## Task
Rewrite the listing below with every occurrence of "bio-line" swapped for "biography-line". Leave everything else unchanged.

□ □ □

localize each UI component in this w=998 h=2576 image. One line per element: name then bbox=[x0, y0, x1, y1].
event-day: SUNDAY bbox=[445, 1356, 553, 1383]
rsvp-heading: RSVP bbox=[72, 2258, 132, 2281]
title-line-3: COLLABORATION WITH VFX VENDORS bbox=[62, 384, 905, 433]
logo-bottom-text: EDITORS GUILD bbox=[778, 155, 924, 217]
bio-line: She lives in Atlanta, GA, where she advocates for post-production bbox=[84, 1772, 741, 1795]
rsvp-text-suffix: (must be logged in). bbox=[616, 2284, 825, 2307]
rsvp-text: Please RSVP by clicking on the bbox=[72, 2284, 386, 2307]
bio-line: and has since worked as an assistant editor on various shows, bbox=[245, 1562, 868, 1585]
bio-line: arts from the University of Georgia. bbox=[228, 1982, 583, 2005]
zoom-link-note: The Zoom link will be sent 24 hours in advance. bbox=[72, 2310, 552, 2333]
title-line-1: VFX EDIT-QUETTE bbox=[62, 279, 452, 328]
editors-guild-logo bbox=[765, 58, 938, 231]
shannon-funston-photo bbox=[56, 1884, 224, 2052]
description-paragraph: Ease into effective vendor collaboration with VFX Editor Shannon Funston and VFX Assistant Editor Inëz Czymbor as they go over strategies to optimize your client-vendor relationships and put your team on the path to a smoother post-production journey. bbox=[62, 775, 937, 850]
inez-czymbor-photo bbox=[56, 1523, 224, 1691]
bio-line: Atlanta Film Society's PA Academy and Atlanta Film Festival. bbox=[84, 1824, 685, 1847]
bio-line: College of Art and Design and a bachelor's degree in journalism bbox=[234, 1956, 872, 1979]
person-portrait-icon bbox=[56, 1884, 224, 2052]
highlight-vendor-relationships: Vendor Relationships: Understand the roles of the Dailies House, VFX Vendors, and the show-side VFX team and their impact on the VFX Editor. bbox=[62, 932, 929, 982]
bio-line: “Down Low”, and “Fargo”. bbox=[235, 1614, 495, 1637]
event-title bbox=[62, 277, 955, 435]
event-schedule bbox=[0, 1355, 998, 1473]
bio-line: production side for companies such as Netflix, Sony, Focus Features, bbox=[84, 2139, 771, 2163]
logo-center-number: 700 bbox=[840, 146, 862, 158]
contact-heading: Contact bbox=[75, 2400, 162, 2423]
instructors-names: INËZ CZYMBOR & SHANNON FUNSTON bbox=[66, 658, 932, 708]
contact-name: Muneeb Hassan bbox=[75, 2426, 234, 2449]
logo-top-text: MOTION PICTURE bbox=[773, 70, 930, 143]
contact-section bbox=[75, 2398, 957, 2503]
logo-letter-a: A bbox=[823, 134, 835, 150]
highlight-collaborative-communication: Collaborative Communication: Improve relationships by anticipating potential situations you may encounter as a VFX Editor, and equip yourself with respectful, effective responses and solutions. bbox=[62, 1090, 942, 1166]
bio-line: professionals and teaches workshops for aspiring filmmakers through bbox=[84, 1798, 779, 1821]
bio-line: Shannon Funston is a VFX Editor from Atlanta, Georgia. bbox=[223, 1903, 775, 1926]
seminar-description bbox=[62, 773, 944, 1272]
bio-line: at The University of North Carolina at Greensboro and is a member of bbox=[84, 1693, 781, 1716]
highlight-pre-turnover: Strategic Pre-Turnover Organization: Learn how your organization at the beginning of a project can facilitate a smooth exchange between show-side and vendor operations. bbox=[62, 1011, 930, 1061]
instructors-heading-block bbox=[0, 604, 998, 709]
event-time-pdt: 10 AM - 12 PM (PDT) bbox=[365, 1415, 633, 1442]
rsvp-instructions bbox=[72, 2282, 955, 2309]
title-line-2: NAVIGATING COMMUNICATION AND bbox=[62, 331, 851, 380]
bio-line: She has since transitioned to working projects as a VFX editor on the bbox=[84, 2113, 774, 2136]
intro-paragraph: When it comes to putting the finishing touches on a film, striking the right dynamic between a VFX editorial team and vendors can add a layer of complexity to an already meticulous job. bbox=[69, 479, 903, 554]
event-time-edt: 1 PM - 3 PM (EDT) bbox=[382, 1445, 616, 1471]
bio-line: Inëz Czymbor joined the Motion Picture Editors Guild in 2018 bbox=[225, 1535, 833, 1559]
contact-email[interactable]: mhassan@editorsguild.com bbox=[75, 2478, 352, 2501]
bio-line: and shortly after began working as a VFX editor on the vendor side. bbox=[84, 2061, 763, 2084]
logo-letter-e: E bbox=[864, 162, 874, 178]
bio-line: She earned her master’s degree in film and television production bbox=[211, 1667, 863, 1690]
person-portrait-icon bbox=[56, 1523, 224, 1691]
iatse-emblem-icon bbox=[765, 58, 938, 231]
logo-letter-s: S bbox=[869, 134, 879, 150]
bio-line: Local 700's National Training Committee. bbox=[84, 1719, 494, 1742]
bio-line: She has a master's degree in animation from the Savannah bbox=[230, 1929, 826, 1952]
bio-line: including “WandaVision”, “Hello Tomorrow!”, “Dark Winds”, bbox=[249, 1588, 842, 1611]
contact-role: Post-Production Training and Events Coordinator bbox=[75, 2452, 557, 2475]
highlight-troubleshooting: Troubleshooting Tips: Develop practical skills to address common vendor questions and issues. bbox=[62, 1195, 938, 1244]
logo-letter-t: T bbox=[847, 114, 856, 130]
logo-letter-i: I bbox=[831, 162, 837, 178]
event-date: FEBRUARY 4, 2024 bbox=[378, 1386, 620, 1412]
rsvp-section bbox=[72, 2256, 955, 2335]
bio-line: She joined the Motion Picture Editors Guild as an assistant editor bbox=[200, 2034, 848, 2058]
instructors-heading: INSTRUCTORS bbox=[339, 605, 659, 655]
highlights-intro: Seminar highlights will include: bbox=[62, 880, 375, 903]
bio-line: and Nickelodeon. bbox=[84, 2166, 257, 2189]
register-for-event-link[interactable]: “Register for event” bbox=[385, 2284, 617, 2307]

□ □ □

## Written response
localize each UI component in this w=998 h=2576 image. One line per element: name then bbox=[x0, y0, x1, y1].
event-day: SUNDAY bbox=[445, 1356, 553, 1383]
rsvp-heading: RSVP bbox=[72, 2258, 132, 2281]
title-line-3: COLLABORATION WITH VFX VENDORS bbox=[62, 384, 905, 433]
logo-bottom-text: EDITORS GUILD bbox=[778, 155, 924, 217]
biography-line: She lives in Atlanta, GA, where she advocates for post-production bbox=[84, 1772, 741, 1795]
rsvp-text-suffix: (must be logged in). bbox=[616, 2284, 825, 2307]
rsvp-text: Please RSVP by clicking on the bbox=[72, 2284, 386, 2307]
biography-line: and has since worked as an assistant editor on various shows, bbox=[245, 1562, 868, 1585]
biography-line: arts from the University of Georgia. bbox=[228, 1982, 583, 2005]
zoom-link-note: The Zoom link will be sent 24 hours in advance. bbox=[72, 2310, 552, 2333]
title-line-1: VFX EDIT-QUETTE bbox=[62, 279, 452, 328]
editors-guild-logo bbox=[765, 58, 938, 231]
shannon-funston-photo bbox=[56, 1884, 224, 2052]
description-paragraph: Ease into effective vendor collaboration with VFX Editor Shannon Funston and VFX Assistant Editor Inëz Czymbor as they go over strategies to optimize your client-vendor relationships and put your team on the path to a smoother post-production journey. bbox=[62, 775, 937, 850]
inez-czymbor-photo bbox=[56, 1523, 224, 1691]
biography-line: Atlanta Film Society's PA Academy and Atlanta Film Festival. bbox=[84, 1824, 685, 1847]
biography-line: College of Art and Design and a bachelor's degree in journalism bbox=[234, 1956, 872, 1979]
person-portrait-icon bbox=[56, 1884, 224, 2052]
highlight-vendor-relationships: Vendor Relationships: Understand the roles of the Dailies House, VFX Vendors, and the show-side VFX team and their impact on the VFX Editor. bbox=[62, 932, 929, 982]
biography-line: “Down Low”, and “Fargo”. bbox=[235, 1614, 495, 1637]
event-title bbox=[62, 277, 955, 435]
event-schedule bbox=[0, 1355, 998, 1473]
biography-line: production side for companies such as Netflix, Sony, Focus Features, bbox=[84, 2139, 771, 2163]
logo-center-number: 700 bbox=[840, 146, 862, 158]
contact-heading: Contact bbox=[75, 2400, 162, 2423]
instructors-names: INËZ CZYMBOR & SHANNON FUNSTON bbox=[66, 658, 932, 708]
contact-name: Muneeb Hassan bbox=[75, 2426, 234, 2449]
logo-top-text: MOTION PICTURE bbox=[773, 70, 930, 143]
contact-section bbox=[75, 2398, 957, 2503]
logo-letter-a: A bbox=[823, 134, 835, 150]
highlight-collaborative-communication: Collaborative Communication: Improve relationships by anticipating potential situations you may encounter as a VFX Editor, and equip yourself with respectful, effective responses and solutions. bbox=[62, 1090, 942, 1166]
biography-line: professionals and teaches workshops for aspiring filmmakers through bbox=[84, 1798, 779, 1821]
biography-line: Shannon Funston is a VFX Editor from Atlanta, Georgia. bbox=[223, 1903, 775, 1926]
seminar-description bbox=[62, 773, 944, 1272]
biography-line: at The University of North Carolina at Greensboro and is a member of bbox=[84, 1693, 781, 1716]
highlight-pre-turnover: Strategic Pre-Turnover Organization: Learn how your organization at the beginning of a project can facilitate a smooth exchange between show-side and vendor operations. bbox=[62, 1011, 930, 1061]
instructors-heading-block bbox=[0, 604, 998, 709]
event-time-pdt: 10 AM - 12 PM (PDT) bbox=[365, 1415, 633, 1442]
rsvp-instructions bbox=[72, 2282, 955, 2309]
title-line-2: NAVIGATING COMMUNICATION AND bbox=[62, 331, 851, 380]
biography-line: She has since transitioned to working projects as a VFX editor on the bbox=[84, 2113, 774, 2136]
intro-paragraph: When it comes to putting the finishing touches on a film, striking the right dynamic between a VFX editorial team and vendors can add a layer of complexity to an already meticulous job. bbox=[69, 479, 903, 554]
event-time-edt: 1 PM - 3 PM (EDT) bbox=[382, 1445, 616, 1471]
biography-line: Inëz Czymbor joined the Motion Picture Editors Guild in 2018 bbox=[225, 1535, 833, 1559]
contact-email[interactable]: mhassan@editorsguild.com bbox=[75, 2478, 352, 2501]
biography-line: and shortly after began working as a VFX editor on the vendor side. bbox=[84, 2061, 763, 2084]
logo-letter-e: E bbox=[864, 162, 874, 178]
biography-line: She earned her master’s degree in film and television production bbox=[211, 1667, 863, 1690]
person-portrait-icon bbox=[56, 1523, 224, 1691]
iatse-emblem-icon bbox=[765, 58, 938, 231]
logo-letter-s: S bbox=[869, 134, 879, 150]
biography-line: Local 700's National Training Committee. bbox=[84, 1719, 494, 1742]
biography-line: She has a master's degree in animation from the Savannah bbox=[230, 1929, 826, 1952]
biography-line: including “WandaVision”, “Hello Tomorrow!”, “Dark Winds”, bbox=[249, 1588, 842, 1611]
contact-role: Post-Production Training and Events Coordinator bbox=[75, 2452, 557, 2475]
highlight-troubleshooting: Troubleshooting Tips: Develop practical skills to address common vendor questions and issues. bbox=[62, 1195, 938, 1244]
logo-letter-t: T bbox=[847, 114, 856, 130]
logo-letter-i: I bbox=[831, 162, 837, 178]
event-date: FEBRUARY 4, 2024 bbox=[378, 1386, 620, 1412]
rsvp-section bbox=[72, 2256, 955, 2335]
biography-line: She joined the Motion Picture Editors Guild as an assistant editor bbox=[200, 2034, 848, 2058]
instructors-heading: INSTRUCTORS bbox=[339, 605, 659, 655]
highlights-intro: Seminar highlights will include: bbox=[62, 880, 375, 903]
biography-line: and Nickelodeon. bbox=[84, 2166, 257, 2189]
register-for-event-link[interactable]: “Register for event” bbox=[385, 2284, 617, 2307]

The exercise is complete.